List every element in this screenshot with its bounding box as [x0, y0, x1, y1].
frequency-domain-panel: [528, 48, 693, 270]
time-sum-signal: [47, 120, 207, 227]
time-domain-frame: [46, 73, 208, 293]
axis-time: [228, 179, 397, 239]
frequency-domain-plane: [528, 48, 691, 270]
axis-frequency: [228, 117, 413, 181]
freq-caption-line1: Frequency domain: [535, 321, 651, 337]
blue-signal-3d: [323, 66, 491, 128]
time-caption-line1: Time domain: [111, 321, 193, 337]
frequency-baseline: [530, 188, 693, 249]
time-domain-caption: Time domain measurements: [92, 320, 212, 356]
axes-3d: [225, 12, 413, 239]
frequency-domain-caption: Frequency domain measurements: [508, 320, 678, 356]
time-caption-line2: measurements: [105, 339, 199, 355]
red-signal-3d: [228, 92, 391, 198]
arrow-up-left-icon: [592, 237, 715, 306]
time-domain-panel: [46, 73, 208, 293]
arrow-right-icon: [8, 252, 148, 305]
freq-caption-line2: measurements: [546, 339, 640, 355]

**What the task asks**:
Copy the material above line for line, with no changes.

**Response to this task**:
List every element in this screenshot with its bounding box as [x0, y0, x1, y1].
frequency-domain-panel: [528, 48, 693, 270]
time-sum-signal: [47, 120, 207, 227]
time-domain-frame: [46, 73, 208, 293]
axis-time: [228, 179, 397, 239]
frequency-domain-plane: [528, 48, 691, 270]
axis-frequency: [228, 117, 413, 181]
freq-caption-line1: Frequency domain: [535, 321, 651, 337]
blue-signal-3d: [323, 66, 491, 128]
time-caption-line1: Time domain: [111, 321, 193, 337]
frequency-baseline: [530, 188, 693, 249]
time-domain-caption: Time domain measurements: [92, 320, 212, 356]
axes-3d: [225, 12, 413, 239]
frequency-domain-caption: Frequency domain measurements: [508, 320, 678, 356]
time-caption-line2: measurements: [105, 339, 199, 355]
red-signal-3d: [228, 92, 391, 198]
arrow-up-left-icon: [592, 237, 715, 306]
time-domain-panel: [46, 73, 208, 293]
arrow-right-icon: [8, 252, 148, 305]
freq-caption-line2: measurements: [546, 339, 640, 355]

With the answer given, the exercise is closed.